** What you have to do **
Reproduce the records. Keep every word exact and include no images.

** Data extract **
* Begin *

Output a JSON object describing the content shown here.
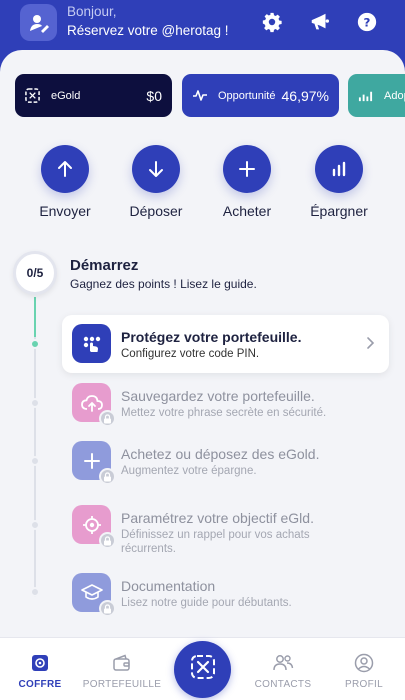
{
  "header": {
    "greeting": "Bonjour,",
    "herotag_prompt": "Réservez votre @herotag !",
    "icons": [
      "user-edit-icon",
      "gear-icon",
      "megaphone-icon",
      "help-icon"
    ]
  },
  "cards": [
    {
      "label": "eGold",
      "value": "$0",
      "icon": "egold-icon",
      "color": "#0d0f3e"
    },
    {
      "label": "Opportunité",
      "value": "46,97%",
      "icon": "pulse-icon",
      "color": "#2f3fb8"
    },
    {
      "label": "Adop",
      "icon": "chart-up-icon",
      "color": "#3fa8a0"
    }
  ],
  "actions": [
    {
      "label": "Envoyer",
      "icon": "arrow-up-icon"
    },
    {
      "label": "Déposer",
      "icon": "arrow-down-icon"
    },
    {
      "label": "Acheter",
      "icon": "plus-icon"
    },
    {
      "label": "Épargner",
      "icon": "bar-chart-icon"
    }
  ],
  "onboarding": {
    "progress_text": "0/5",
    "progress_fraction": 0,
    "title": "Démarrez",
    "subtitle": "Gagnez des points ! Lisez le guide.",
    "steps": [
      {
        "title": "Protégez votre portefeuille.",
        "subtitle": "Configurez votre code PIN.",
        "locked": false,
        "color": "#2f3fb8",
        "icon": "pin-icon"
      },
      {
        "title": "Sauvegardez votre portefeuille.",
        "subtitle": "Mettez votre phrase secrète en sécurité.",
        "locked": true,
        "color": "#e79cce",
        "icon": "cloud-upload-icon"
      },
      {
        "title": "Achetez ou déposez des eGold.",
        "subtitle": "Augmentez votre épargne.",
        "locked": true,
        "color": "#8f9bdc",
        "icon": "plus-icon"
      },
      {
        "title": "Paramétrez votre objectif eGld.",
        "subtitle": "Définissez un rappel pour vos achats récurrents.",
        "locked": true,
        "color": "#e79cce",
        "icon": "target-icon"
      },
      {
        "title": "Documentation",
        "subtitle": "Lisez notre guide pour débutants.",
        "locked": true,
        "color": "#8f9bdc",
        "icon": "graduation-cap-icon"
      }
    ]
  },
  "tabs": [
    {
      "label": "COFFRE",
      "icon": "vault-icon",
      "active": true
    },
    {
      "label": "PORTEFEUILLE",
      "icon": "wallet-icon",
      "active": false
    },
    {
      "label": "CONTACTS",
      "icon": "contacts-icon",
      "active": false
    },
    {
      "label": "PROFIL",
      "icon": "profile-icon",
      "active": false
    }
  ],
  "colors": {
    "primary": "#2f3fb8",
    "accent_green": "#69d3b0",
    "background": "#f3f4f8"
  }
}
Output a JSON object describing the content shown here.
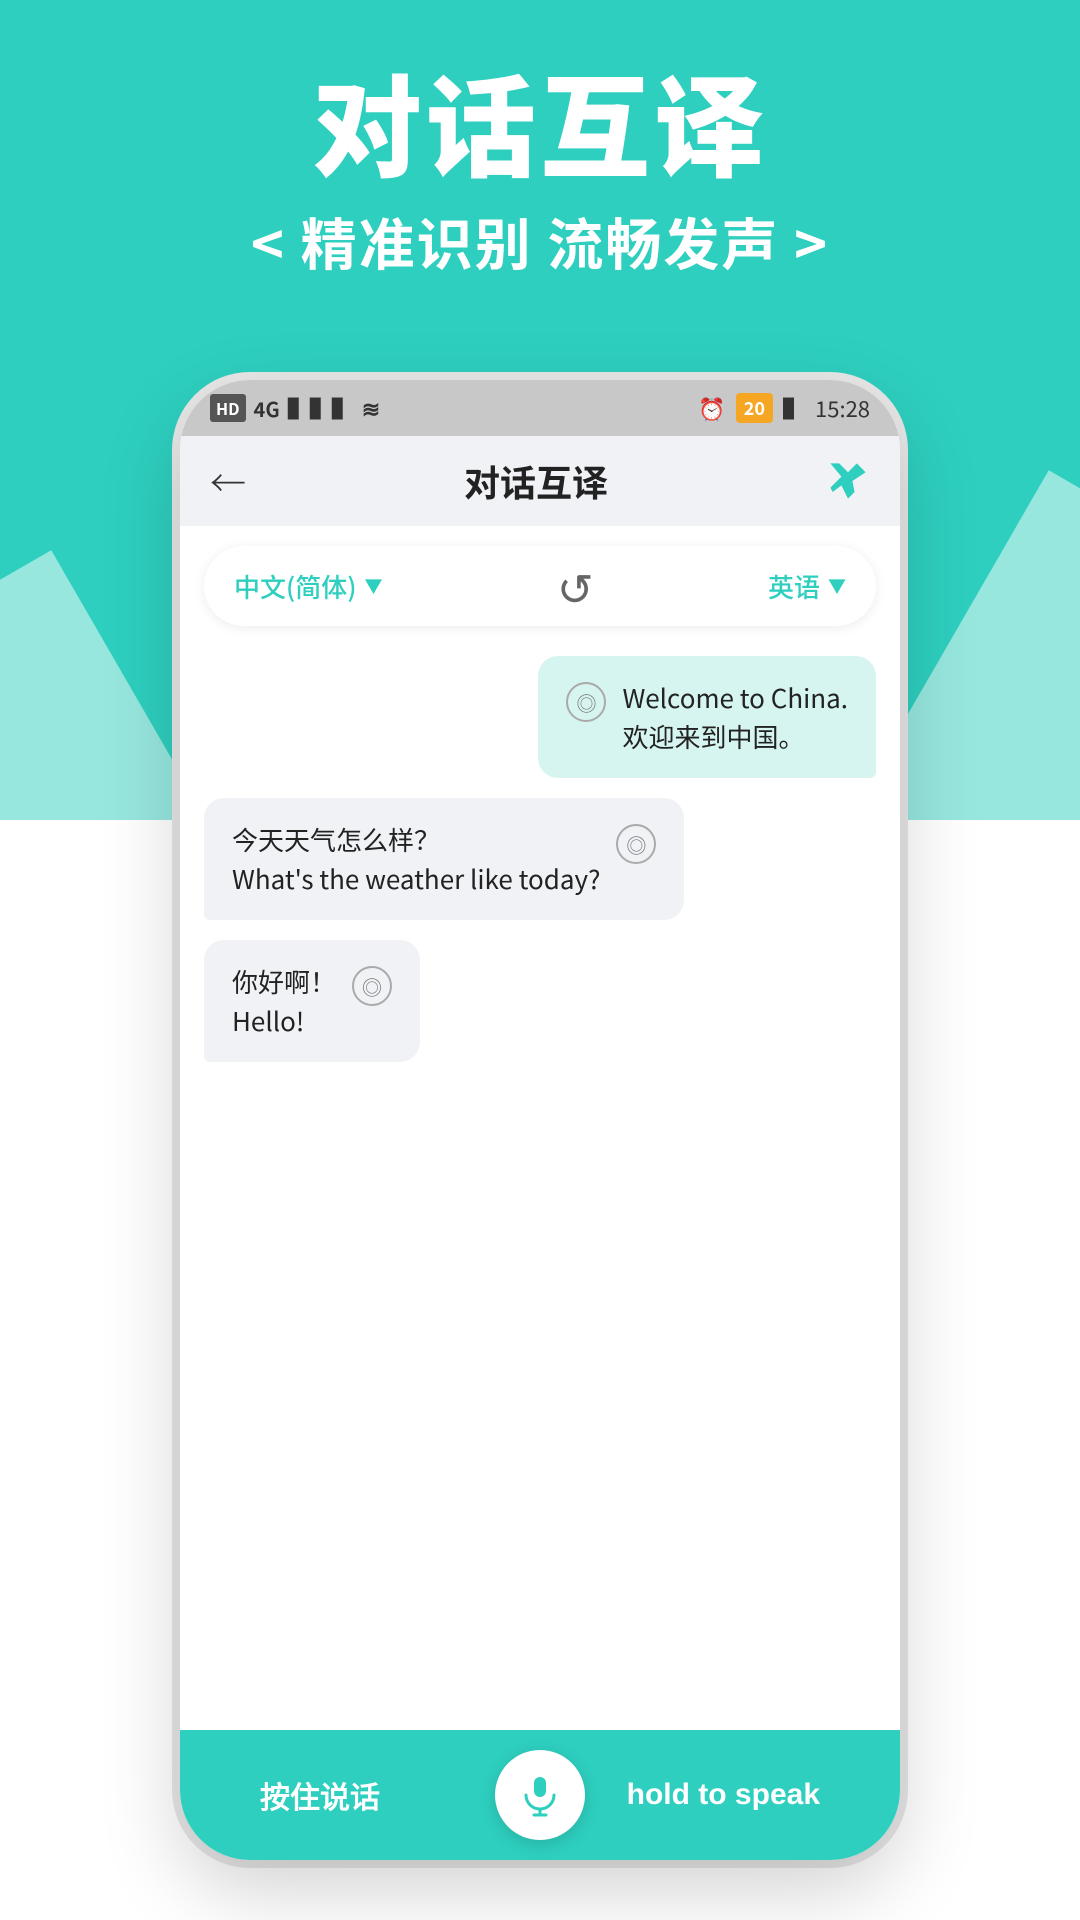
{
  "page": {
    "background_color": "#2ECFBF",
    "main_title": "对话互译",
    "sub_title": "< 精准识别   流畅发声 >"
  },
  "status_bar": {
    "left_items": [
      "HD",
      "4G",
      "signal",
      "wifi"
    ],
    "alarm": "alarm",
    "battery": "20",
    "time": "15:28"
  },
  "app_header": {
    "back_label": "←",
    "title": "对话互译",
    "pin_label": "pin"
  },
  "lang_bar": {
    "lang_left": "中文(简体)",
    "lang_left_arrow": "▼",
    "swap_icon": "↺",
    "lang_right": "英语",
    "lang_right_arrow": "▼"
  },
  "chat": {
    "messages": [
      {
        "side": "right",
        "line1": "Welcome to China.",
        "line2": "欢迎来到中国。"
      },
      {
        "side": "left",
        "line1": "今天天气怎么样？",
        "line2": "What's the weather like today?"
      },
      {
        "side": "left",
        "line1": "你好啊！",
        "line2": "Hello!"
      }
    ]
  },
  "bottom_bar": {
    "left_btn": "按住说话",
    "right_btn": "hold to speak",
    "mic_label": "microphone"
  }
}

* End *

** Solution **
Output a JSON object describing the content shown here.
{
  "header": {
    "greeting": "Bonjour,",
    "herotag_prompt": "Réservez votre @herotag !",
    "icons": [
      "user-edit-icon",
      "gear-icon",
      "megaphone-icon",
      "help-icon"
    ]
  },
  "cards": [
    {
      "label": "eGold",
      "value": "$0",
      "icon": "egold-icon",
      "color": "#0d0f3e"
    },
    {
      "label": "Opportunité",
      "value": "46,97%",
      "icon": "pulse-icon",
      "color": "#2f3fb8"
    },
    {
      "label": "Adop",
      "icon": "chart-up-icon",
      "color": "#3fa8a0"
    }
  ],
  "actions": [
    {
      "label": "Envoyer",
      "icon": "arrow-up-icon"
    },
    {
      "label": "Déposer",
      "icon": "arrow-down-icon"
    },
    {
      "label": "Acheter",
      "icon": "plus-icon"
    },
    {
      "label": "Épargner",
      "icon": "bar-chart-icon"
    }
  ],
  "onboarding": {
    "progress_text": "0/5",
    "progress_fraction": 0,
    "title": "Démarrez",
    "subtitle": "Gagnez des points ! Lisez le guide.",
    "steps": [
      {
        "title": "Protégez votre portefeuille.",
        "subtitle": "Configurez votre code PIN.",
        "locked": false,
        "color": "#2f3fb8",
        "icon": "pin-icon"
      },
      {
        "title": "Sauvegardez votre portefeuille.",
        "subtitle": "Mettez votre phrase secrète en sécurité.",
        "locked": true,
        "color": "#e79cce",
        "icon": "cloud-upload-icon"
      },
      {
        "title": "Achetez ou déposez des eGold.",
        "subtitle": "Augmentez votre épargne.",
        "locked": true,
        "color": "#8f9bdc",
        "icon": "plus-icon"
      },
      {
        "title": "Paramétrez votre objectif eGld.",
        "subtitle": "Définissez un rappel pour vos achats récurrents.",
        "locked": true,
        "color": "#e79cce",
        "icon": "target-icon"
      },
      {
        "title": "Documentation",
        "subtitle": "Lisez notre guide pour débutants.",
        "locked": true,
        "color": "#8f9bdc",
        "icon": "graduation-cap-icon"
      }
    ]
  },
  "tabs": [
    {
      "label": "COFFRE",
      "icon": "vault-icon",
      "active": true
    },
    {
      "label": "PORTEFEUILLE",
      "icon": "wallet-icon",
      "active": false
    },
    {
      "label": "CONTACTS",
      "icon": "contacts-icon",
      "active": false
    },
    {
      "label": "PROFIL",
      "icon": "profile-icon",
      "active": false
    }
  ],
  "colors": {
    "primary": "#2f3fb8",
    "accent_green": "#69d3b0",
    "background": "#f3f4f8"
  }
}
Output a JSON object describing the content shown here.
{
  "page": {
    "background_color": "#2ECFBF",
    "main_title": "对话互译",
    "sub_title": "< 精准识别   流畅发声 >"
  },
  "status_bar": {
    "left_items": [
      "HD",
      "4G",
      "signal",
      "wifi"
    ],
    "alarm": "alarm",
    "battery": "20",
    "time": "15:28"
  },
  "app_header": {
    "back_label": "←",
    "title": "对话互译",
    "pin_label": "pin"
  },
  "lang_bar": {
    "lang_left": "中文(简体)",
    "lang_left_arrow": "▼",
    "swap_icon": "↺",
    "lang_right": "英语",
    "lang_right_arrow": "▼"
  },
  "chat": {
    "messages": [
      {
        "side": "right",
        "line1": "Welcome to China.",
        "line2": "欢迎来到中国。"
      },
      {
        "side": "left",
        "line1": "今天天气怎么样？",
        "line2": "What's the weather like today?"
      },
      {
        "side": "left",
        "line1": "你好啊！",
        "line2": "Hello!"
      }
    ]
  },
  "bottom_bar": {
    "left_btn": "按住说话",
    "right_btn": "hold to speak",
    "mic_label": "microphone"
  }
}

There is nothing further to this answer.